● YOUR OBJECTIVE
Skip the pictures and repeat each line of the data exactly.

Dataset rows about figures
## START
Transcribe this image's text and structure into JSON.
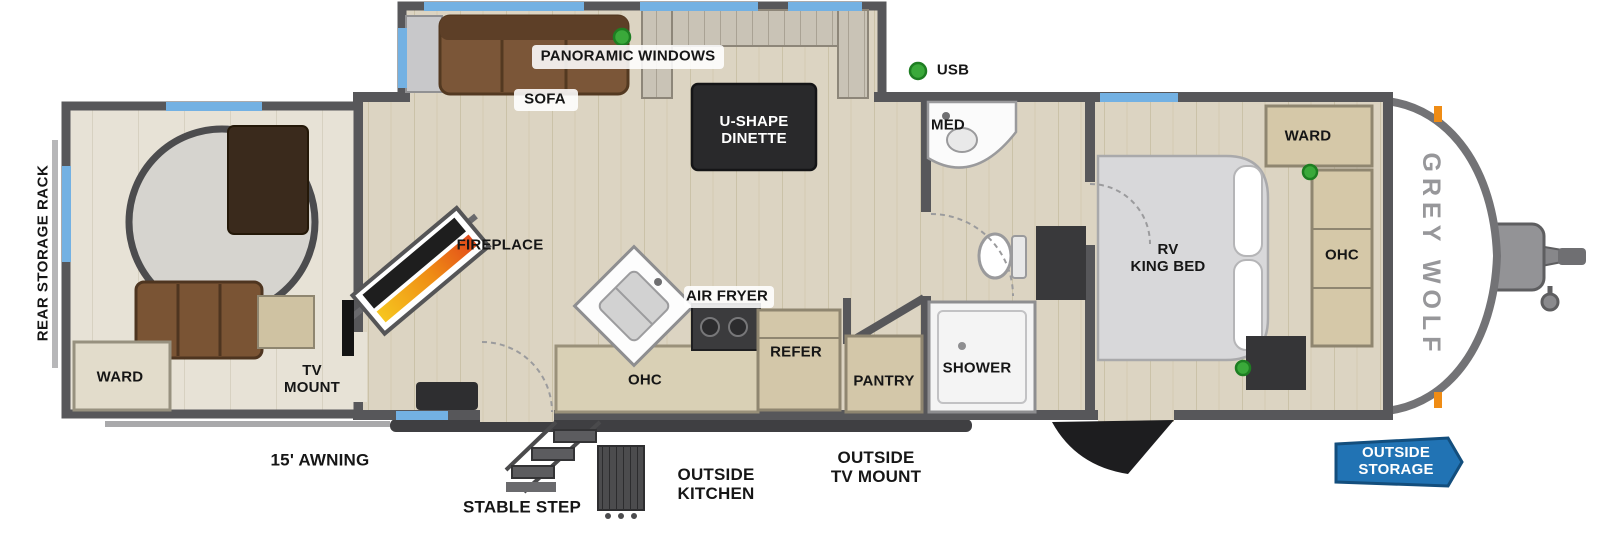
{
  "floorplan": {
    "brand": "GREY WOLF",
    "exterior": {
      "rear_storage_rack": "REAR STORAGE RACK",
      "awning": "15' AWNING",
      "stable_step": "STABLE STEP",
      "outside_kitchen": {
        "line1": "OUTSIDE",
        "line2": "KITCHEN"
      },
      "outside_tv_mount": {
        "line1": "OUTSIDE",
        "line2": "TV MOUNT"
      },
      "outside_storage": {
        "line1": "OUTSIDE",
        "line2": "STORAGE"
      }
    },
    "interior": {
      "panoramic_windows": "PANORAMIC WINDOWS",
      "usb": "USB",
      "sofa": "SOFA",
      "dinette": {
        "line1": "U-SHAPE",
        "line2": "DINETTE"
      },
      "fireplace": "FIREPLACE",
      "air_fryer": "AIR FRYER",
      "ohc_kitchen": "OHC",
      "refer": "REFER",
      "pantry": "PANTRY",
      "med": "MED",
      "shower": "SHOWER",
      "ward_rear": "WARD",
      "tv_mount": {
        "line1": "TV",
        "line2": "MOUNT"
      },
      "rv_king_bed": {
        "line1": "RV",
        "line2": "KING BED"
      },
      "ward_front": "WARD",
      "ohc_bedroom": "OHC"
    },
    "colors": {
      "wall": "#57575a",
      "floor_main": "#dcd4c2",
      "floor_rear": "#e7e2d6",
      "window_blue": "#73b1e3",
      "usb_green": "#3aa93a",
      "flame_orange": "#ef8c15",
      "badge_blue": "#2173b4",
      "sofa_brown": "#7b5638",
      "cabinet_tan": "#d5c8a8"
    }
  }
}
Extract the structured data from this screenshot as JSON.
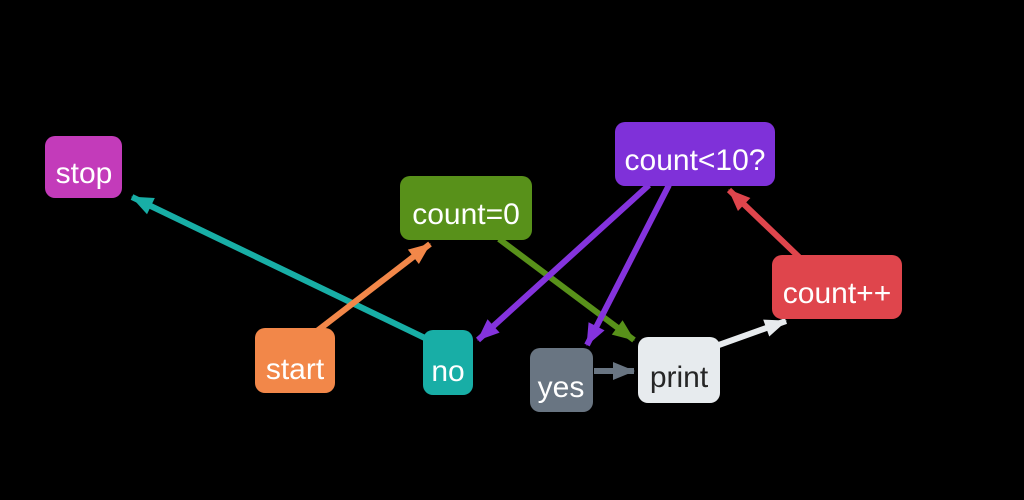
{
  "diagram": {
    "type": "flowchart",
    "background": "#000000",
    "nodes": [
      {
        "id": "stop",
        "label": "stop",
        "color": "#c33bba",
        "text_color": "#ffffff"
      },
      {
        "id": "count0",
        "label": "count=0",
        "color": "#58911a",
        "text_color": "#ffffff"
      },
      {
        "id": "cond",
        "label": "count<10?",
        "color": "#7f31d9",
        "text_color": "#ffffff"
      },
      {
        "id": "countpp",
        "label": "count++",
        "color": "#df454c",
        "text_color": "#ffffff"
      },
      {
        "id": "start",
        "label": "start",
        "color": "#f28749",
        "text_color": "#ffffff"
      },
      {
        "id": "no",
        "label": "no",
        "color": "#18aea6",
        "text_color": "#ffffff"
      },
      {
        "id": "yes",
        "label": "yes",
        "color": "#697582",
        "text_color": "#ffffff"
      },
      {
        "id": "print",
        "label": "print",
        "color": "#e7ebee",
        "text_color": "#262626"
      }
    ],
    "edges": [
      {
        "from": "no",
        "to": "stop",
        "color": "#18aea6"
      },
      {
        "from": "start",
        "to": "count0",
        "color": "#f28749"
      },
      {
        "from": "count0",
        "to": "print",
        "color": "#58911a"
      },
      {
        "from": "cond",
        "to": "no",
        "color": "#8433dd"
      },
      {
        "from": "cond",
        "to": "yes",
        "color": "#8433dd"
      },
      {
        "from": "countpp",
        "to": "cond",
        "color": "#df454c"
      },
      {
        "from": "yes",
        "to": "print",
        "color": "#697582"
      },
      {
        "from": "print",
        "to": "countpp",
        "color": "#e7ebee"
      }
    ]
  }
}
## END
● THE SOLUTION
Transcribe this image's text and structure into JSON.
{
  "floorplan": {
    "brand": "GREY WOLF",
    "exterior": {
      "rear_storage_rack": "REAR STORAGE RACK",
      "awning": "15' AWNING",
      "stable_step": "STABLE STEP",
      "outside_kitchen": {
        "line1": "OUTSIDE",
        "line2": "KITCHEN"
      },
      "outside_tv_mount": {
        "line1": "OUTSIDE",
        "line2": "TV MOUNT"
      },
      "outside_storage": {
        "line1": "OUTSIDE",
        "line2": "STORAGE"
      }
    },
    "interior": {
      "panoramic_windows": "PANORAMIC WINDOWS",
      "usb": "USB",
      "sofa": "SOFA",
      "dinette": {
        "line1": "U-SHAPE",
        "line2": "DINETTE"
      },
      "fireplace": "FIREPLACE",
      "air_fryer": "AIR FRYER",
      "ohc_kitchen": "OHC",
      "refer": "REFER",
      "pantry": "PANTRY",
      "med": "MED",
      "shower": "SHOWER",
      "ward_rear": "WARD",
      "tv_mount": {
        "line1": "TV",
        "line2": "MOUNT"
      },
      "rv_king_bed": {
        "line1": "RV",
        "line2": "KING BED"
      },
      "ward_front": "WARD",
      "ohc_bedroom": "OHC"
    },
    "colors": {
      "wall": "#57575a",
      "floor_main": "#dcd4c2",
      "floor_rear": "#e7e2d6",
      "window_blue": "#73b1e3",
      "usb_green": "#3aa93a",
      "flame_orange": "#ef8c15",
      "badge_blue": "#2173b4",
      "sofa_brown": "#7b5638",
      "cabinet_tan": "#d5c8a8"
    }
  }
}
Extract the structured data from this screenshot as JSON.
{
  "diagram": {
    "type": "flowchart",
    "background": "#000000",
    "nodes": [
      {
        "id": "stop",
        "label": "stop",
        "color": "#c33bba",
        "text_color": "#ffffff"
      },
      {
        "id": "count0",
        "label": "count=0",
        "color": "#58911a",
        "text_color": "#ffffff"
      },
      {
        "id": "cond",
        "label": "count<10?",
        "color": "#7f31d9",
        "text_color": "#ffffff"
      },
      {
        "id": "countpp",
        "label": "count++",
        "color": "#df454c",
        "text_color": "#ffffff"
      },
      {
        "id": "start",
        "label": "start",
        "color": "#f28749",
        "text_color": "#ffffff"
      },
      {
        "id": "no",
        "label": "no",
        "color": "#18aea6",
        "text_color": "#ffffff"
      },
      {
        "id": "yes",
        "label": "yes",
        "color": "#697582",
        "text_color": "#ffffff"
      },
      {
        "id": "print",
        "label": "print",
        "color": "#e7ebee",
        "text_color": "#262626"
      }
    ],
    "edges": [
      {
        "from": "no",
        "to": "stop",
        "color": "#18aea6"
      },
      {
        "from": "start",
        "to": "count0",
        "color": "#f28749"
      },
      {
        "from": "count0",
        "to": "print",
        "color": "#58911a"
      },
      {
        "from": "cond",
        "to": "no",
        "color": "#8433dd"
      },
      {
        "from": "cond",
        "to": "yes",
        "color": "#8433dd"
      },
      {
        "from": "countpp",
        "to": "cond",
        "color": "#df454c"
      },
      {
        "from": "yes",
        "to": "print",
        "color": "#697582"
      },
      {
        "from": "print",
        "to": "countpp",
        "color": "#e7ebee"
      }
    ]
  }
}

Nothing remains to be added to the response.